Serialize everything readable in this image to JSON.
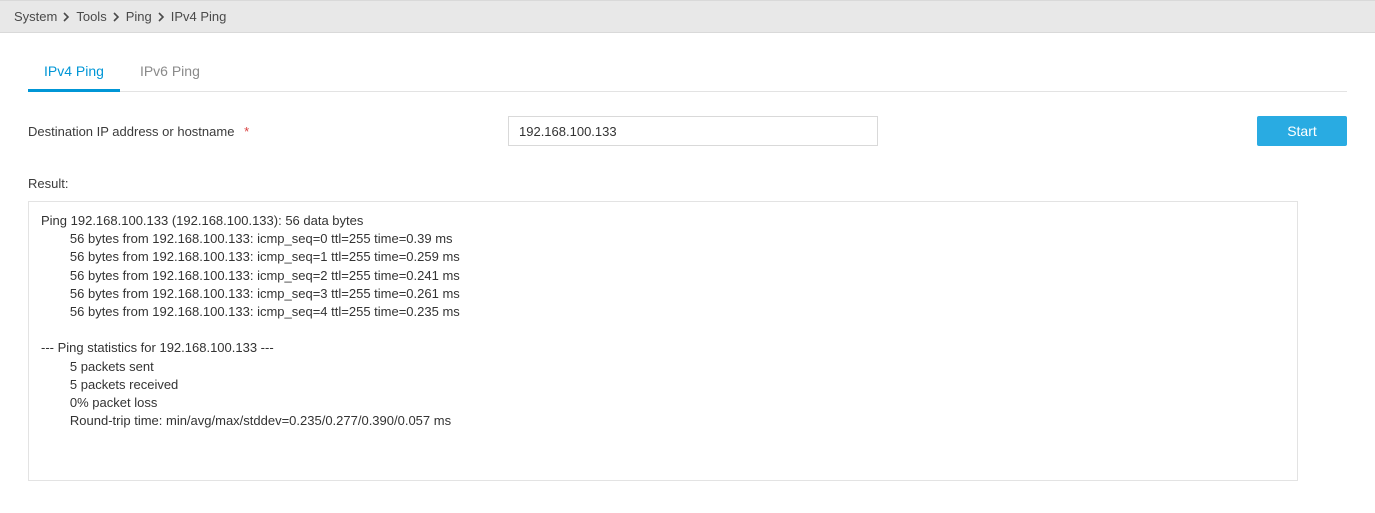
{
  "breadcrumb": {
    "items": [
      "System",
      "Tools",
      "Ping",
      "IPv4 Ping"
    ]
  },
  "tabs": [
    {
      "label": "IPv4 Ping",
      "active": true
    },
    {
      "label": "IPv6 Ping",
      "active": false
    }
  ],
  "form": {
    "destination_label": "Destination IP address or hostname",
    "destination_value": "192.168.100.133",
    "start_label": "Start"
  },
  "result": {
    "label": "Result:",
    "text": "Ping 192.168.100.133 (192.168.100.133): 56 data bytes\n        56 bytes from 192.168.100.133: icmp_seq=0 ttl=255 time=0.39 ms\n        56 bytes from 192.168.100.133: icmp_seq=1 ttl=255 time=0.259 ms\n        56 bytes from 192.168.100.133: icmp_seq=2 ttl=255 time=0.241 ms\n        56 bytes from 192.168.100.133: icmp_seq=3 ttl=255 time=0.261 ms\n        56 bytes from 192.168.100.133: icmp_seq=4 ttl=255 time=0.235 ms\n\n--- Ping statistics for 192.168.100.133 ---\n        5 packets sent\n        5 packets received\n        0% packet loss\n        Round-trip time: min/avg/max/stddev=0.235/0.277/0.390/0.057 ms"
  }
}
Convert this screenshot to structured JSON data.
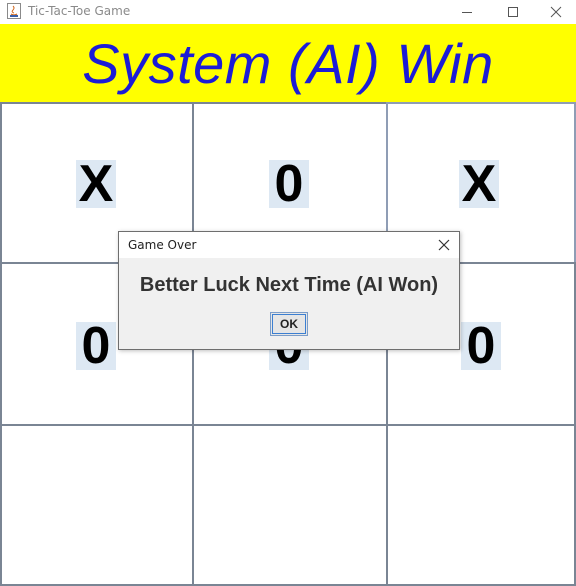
{
  "window": {
    "title": "Tic-Tac-Toe Game"
  },
  "banner": {
    "text": "System (AI) Win",
    "background": "#ffff00",
    "color": "#1c1cd6"
  },
  "board": {
    "cells": [
      "X",
      "0",
      "X",
      "0",
      "0",
      "0",
      "",
      "",
      ""
    ]
  },
  "dialog": {
    "title": "Game Over",
    "message": "Better Luck Next Time (AI Won)",
    "ok_label": "OK"
  }
}
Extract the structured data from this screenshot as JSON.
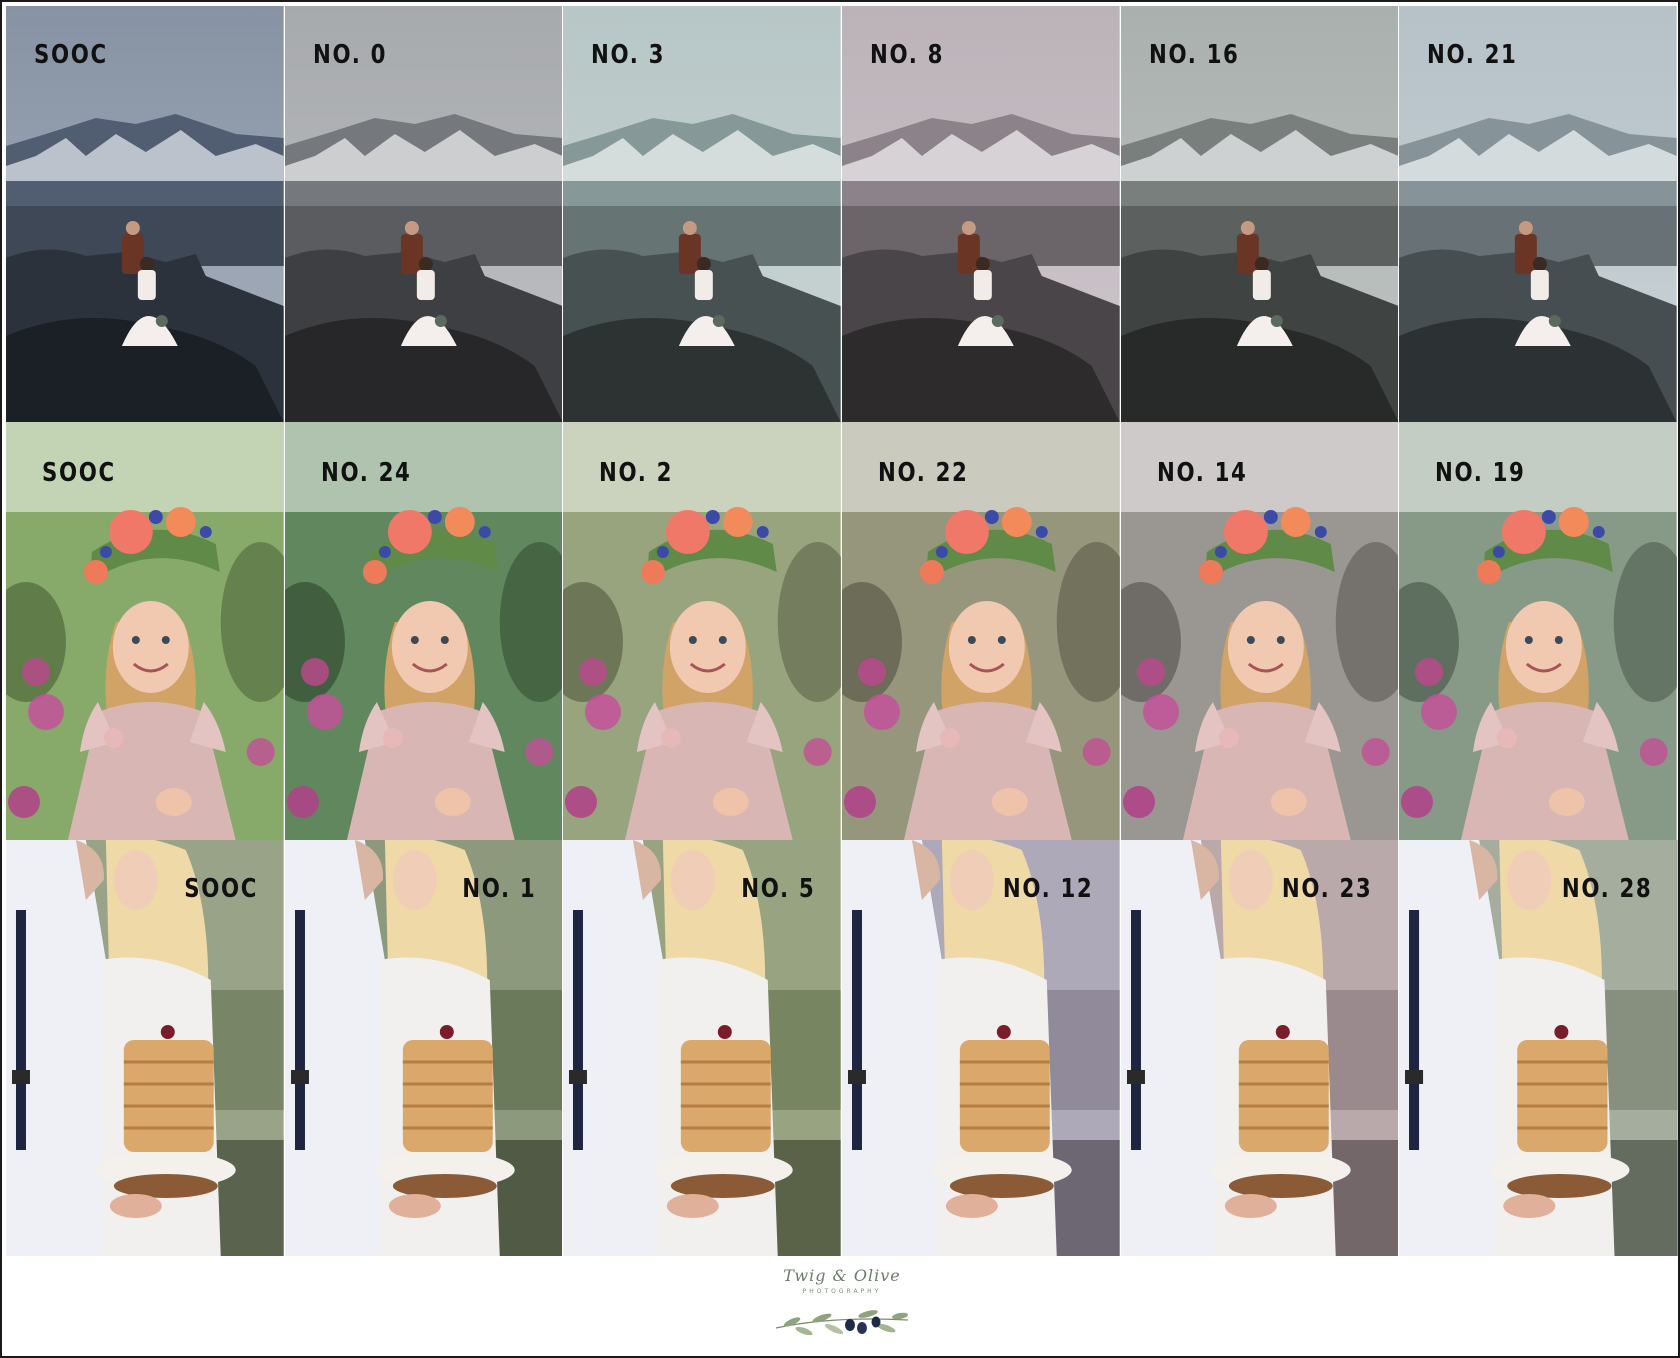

┄┄┄┄┄┄┄┄┄┄

> _YOUR INSTRUCTIONS_
Transcribe the records above exactly as they appear, leaving out any pictures.

> _EXERCISE SOLUTION_
Serialize everything readable in this image to JSON.
{
  "breadcrumb": {
    "items": [
      "System",
      "Tools",
      "Ping",
      "IPv4 Ping"
    ]
  },
  "tabs": [
    {
      "label": "IPv4 Ping",
      "active": true
    },
    {
      "label": "IPv6 Ping",
      "active": false
    }
  ],
  "form": {
    "destination_label": "Destination IP address or hostname",
    "destination_value": "192.168.100.133",
    "start_label": "Start"
  },
  "result": {
    "label": "Result:",
    "text": "Ping 192.168.100.133 (192.168.100.133): 56 data bytes\n        56 bytes from 192.168.100.133: icmp_seq=0 ttl=255 time=0.39 ms\n        56 bytes from 192.168.100.133: icmp_seq=1 ttl=255 time=0.259 ms\n        56 bytes from 192.168.100.133: icmp_seq=2 ttl=255 time=0.241 ms\n        56 bytes from 192.168.100.133: icmp_seq=3 ttl=255 time=0.261 ms\n        56 bytes from 192.168.100.133: icmp_seq=4 ttl=255 time=0.235 ms\n\n--- Ping statistics for 192.168.100.133 ---\n        5 packets sent\n        5 packets received\n        0% packet loss\n        Round-trip time: min/avg/max/stddev=0.235/0.277/0.390/0.057 ms"
  }
}
Convert this screenshot to structured JSON data.
{
  "window": {
    "title": "Tic-Tac-Toe Game"
  },
  "banner": {
    "text": "System (AI) Win",
    "background": "#ffff00",
    "color": "#1c1cd6"
  },
  "board": {
    "cells": [
      "X",
      "0",
      "X",
      "0",
      "0",
      "0",
      "",
      "",
      ""
    ]
  },
  "dialog": {
    "title": "Game Over",
    "message": "Better Luck Next Time (AI Won)",
    "ok_label": "OK"
  }
}
Extract the structured data from this screenshot as JSON.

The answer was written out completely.